==== TASK INPUTS ====
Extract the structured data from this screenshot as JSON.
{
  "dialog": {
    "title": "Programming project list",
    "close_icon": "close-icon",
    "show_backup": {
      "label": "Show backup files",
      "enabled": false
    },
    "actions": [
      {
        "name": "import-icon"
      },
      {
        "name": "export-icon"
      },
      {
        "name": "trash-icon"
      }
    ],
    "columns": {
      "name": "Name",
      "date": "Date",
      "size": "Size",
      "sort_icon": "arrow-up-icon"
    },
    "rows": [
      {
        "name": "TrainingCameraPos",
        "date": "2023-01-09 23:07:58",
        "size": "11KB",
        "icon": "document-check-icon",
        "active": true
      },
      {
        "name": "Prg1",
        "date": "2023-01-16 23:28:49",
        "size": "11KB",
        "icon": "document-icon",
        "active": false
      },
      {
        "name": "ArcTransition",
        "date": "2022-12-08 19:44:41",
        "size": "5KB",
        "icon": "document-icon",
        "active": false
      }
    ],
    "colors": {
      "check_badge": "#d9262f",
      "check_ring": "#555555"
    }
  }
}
====
==== TASK INPUTS ====
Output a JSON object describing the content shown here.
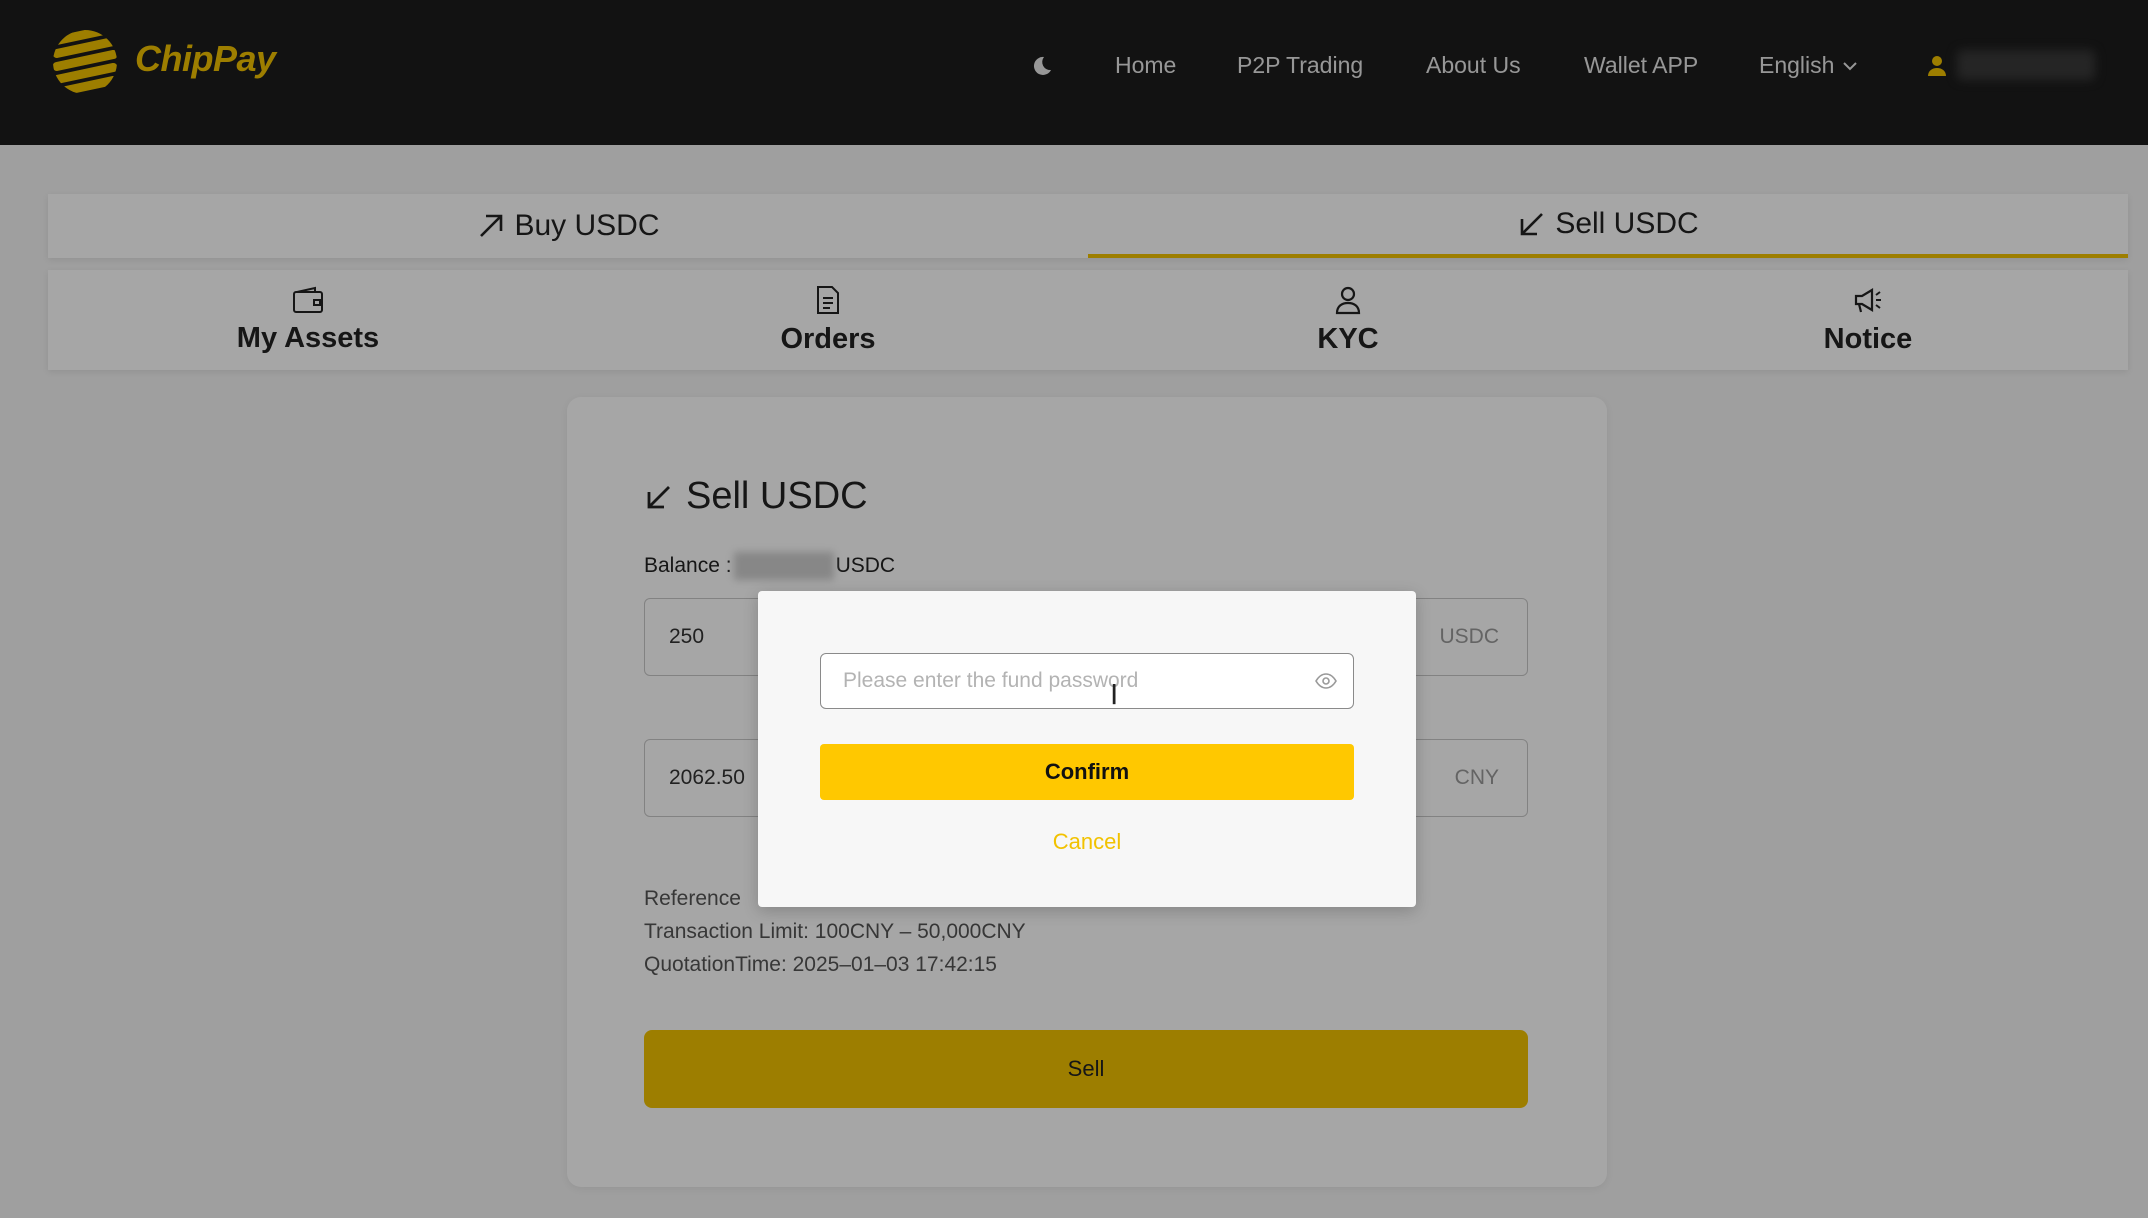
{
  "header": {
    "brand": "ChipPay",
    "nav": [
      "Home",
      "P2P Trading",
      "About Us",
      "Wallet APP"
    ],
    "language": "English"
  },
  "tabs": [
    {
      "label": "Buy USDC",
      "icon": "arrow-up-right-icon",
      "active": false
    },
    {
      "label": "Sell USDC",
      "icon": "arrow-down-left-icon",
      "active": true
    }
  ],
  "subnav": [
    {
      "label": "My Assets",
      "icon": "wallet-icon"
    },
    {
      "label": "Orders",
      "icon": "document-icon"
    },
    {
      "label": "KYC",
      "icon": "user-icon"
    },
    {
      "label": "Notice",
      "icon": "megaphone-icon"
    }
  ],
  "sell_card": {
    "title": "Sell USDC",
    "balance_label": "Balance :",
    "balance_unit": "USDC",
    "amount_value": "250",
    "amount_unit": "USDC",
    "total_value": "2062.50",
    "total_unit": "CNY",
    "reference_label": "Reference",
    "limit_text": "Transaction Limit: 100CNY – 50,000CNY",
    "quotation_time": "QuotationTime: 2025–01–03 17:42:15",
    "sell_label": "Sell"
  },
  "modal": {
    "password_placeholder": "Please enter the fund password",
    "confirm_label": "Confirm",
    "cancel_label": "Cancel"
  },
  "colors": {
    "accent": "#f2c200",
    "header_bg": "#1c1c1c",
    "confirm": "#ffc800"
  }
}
====
### GIVEN TASK
Look through the data and show every line containing "JSON".

### EXERCISE SOLUTION
Extract the structured data from this screenshot as JSON.
Output a JSON object describing the content shown here.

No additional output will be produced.